▶ _WORK TO COMPLETE_
Pick out the lines below with "количестве" and list them.

▶ _INPUT ROWS_
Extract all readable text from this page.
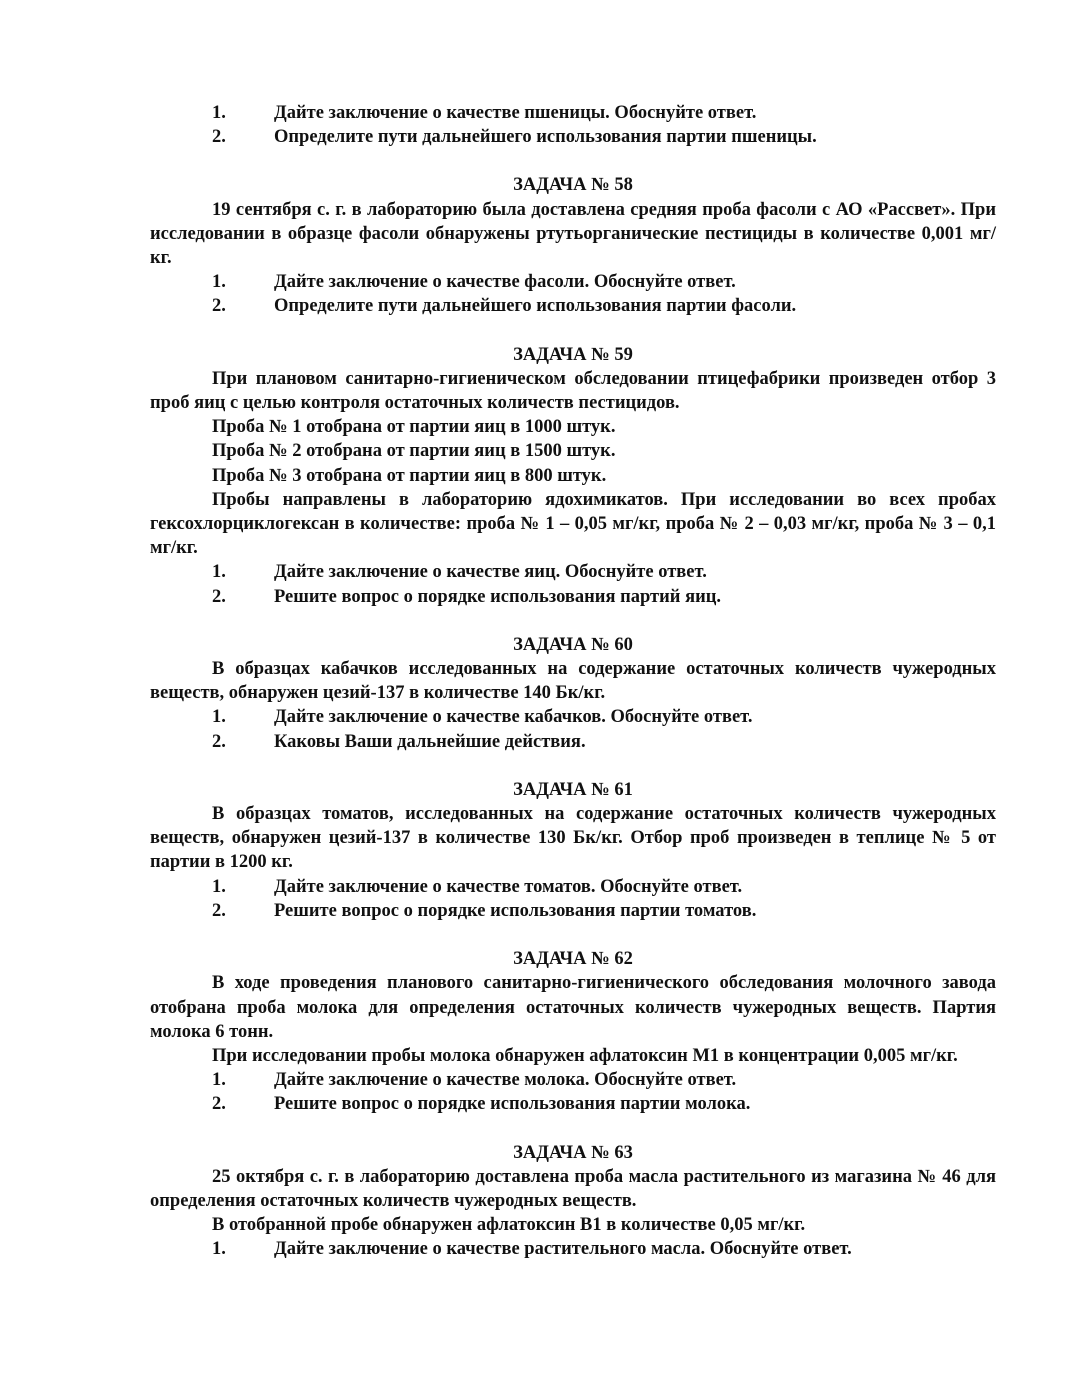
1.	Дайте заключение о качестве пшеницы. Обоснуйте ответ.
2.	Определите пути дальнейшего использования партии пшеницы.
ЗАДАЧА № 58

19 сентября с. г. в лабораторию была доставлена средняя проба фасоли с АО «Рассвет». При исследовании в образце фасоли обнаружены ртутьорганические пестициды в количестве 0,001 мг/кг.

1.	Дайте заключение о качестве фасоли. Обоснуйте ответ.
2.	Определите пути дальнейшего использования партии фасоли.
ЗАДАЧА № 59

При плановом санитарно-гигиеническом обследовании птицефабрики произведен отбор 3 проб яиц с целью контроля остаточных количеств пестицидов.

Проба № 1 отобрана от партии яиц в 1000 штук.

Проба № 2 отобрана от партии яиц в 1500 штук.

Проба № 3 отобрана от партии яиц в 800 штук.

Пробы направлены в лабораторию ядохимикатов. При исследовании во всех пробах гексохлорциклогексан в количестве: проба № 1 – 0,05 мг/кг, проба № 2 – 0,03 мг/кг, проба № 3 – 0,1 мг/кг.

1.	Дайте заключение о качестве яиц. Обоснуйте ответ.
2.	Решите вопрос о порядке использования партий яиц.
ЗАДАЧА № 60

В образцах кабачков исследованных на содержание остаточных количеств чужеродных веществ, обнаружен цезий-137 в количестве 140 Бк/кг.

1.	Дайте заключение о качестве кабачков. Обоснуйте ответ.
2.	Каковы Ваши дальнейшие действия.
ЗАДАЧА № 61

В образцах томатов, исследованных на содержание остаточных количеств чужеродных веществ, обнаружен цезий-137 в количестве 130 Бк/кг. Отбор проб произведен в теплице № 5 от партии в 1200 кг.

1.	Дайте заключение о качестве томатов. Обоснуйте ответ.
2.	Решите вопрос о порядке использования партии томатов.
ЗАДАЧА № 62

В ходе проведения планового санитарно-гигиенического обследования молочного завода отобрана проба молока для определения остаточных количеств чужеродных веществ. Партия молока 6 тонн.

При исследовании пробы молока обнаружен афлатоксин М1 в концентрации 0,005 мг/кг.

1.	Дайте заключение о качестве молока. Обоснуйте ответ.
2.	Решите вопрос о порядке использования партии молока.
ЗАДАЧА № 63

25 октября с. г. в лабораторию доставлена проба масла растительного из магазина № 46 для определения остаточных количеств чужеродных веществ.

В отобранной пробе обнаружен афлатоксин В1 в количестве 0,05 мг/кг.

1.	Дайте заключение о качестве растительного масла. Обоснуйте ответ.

* * *

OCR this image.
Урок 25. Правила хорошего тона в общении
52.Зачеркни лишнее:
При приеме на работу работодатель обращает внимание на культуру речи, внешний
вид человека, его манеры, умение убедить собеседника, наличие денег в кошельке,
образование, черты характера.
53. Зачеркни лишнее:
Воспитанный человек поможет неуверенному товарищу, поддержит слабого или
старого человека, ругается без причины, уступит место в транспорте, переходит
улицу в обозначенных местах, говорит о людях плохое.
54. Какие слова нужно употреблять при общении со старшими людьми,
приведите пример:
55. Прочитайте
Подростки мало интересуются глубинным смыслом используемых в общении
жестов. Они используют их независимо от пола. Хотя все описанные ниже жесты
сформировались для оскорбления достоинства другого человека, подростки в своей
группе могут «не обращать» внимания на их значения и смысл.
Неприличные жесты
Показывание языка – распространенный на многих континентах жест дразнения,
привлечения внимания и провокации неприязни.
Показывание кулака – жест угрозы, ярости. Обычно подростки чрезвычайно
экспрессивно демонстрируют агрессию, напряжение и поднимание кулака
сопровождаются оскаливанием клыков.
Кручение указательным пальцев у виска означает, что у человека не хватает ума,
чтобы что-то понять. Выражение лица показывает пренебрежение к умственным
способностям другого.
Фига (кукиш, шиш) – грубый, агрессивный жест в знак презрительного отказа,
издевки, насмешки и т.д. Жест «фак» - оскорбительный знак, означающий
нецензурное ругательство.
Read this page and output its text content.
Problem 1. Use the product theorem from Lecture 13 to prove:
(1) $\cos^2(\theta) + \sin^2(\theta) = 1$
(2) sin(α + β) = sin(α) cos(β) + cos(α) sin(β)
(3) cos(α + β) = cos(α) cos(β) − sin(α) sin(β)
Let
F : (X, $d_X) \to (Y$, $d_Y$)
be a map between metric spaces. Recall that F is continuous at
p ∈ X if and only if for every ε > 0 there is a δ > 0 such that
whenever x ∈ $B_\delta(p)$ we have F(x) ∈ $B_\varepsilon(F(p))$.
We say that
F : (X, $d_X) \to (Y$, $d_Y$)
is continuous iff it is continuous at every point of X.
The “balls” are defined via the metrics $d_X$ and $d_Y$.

▶ _ANSWER TO THE EXERCISE_
19 сентября с. г. в лабораторию была доставлена средняя проба фасоли с АО «Рассвет». При исследовании в образце фасоли обнаружены ртутьорганические пестициды в количестве 0,001 мг/кг.
Пробы направлены в лабораторию ядохимикатов. При исследовании во всех пробах гексохлорциклогексан в количестве: проба № 1 – 0,05 мг/кг, проба № 2 – 0,03 мг/кг, проба № 3 – 0,1 мг/кг.
В образцах кабачков исследованных на содержание остаточных количеств чужеродных веществ, обнаружен цезий-137 в количестве 140 Бк/кг.
В образцах томатов, исследованных на содержание остаточных количеств чужеродных веществ, обнаружен цезий-137 в количестве 130 Бк/кг. Отбор проб произведен в теплице № 5 от партии в 1200 кг.
В отобранной пробе обнаружен афлатоксин В1 в количестве 0,05 мг/кг.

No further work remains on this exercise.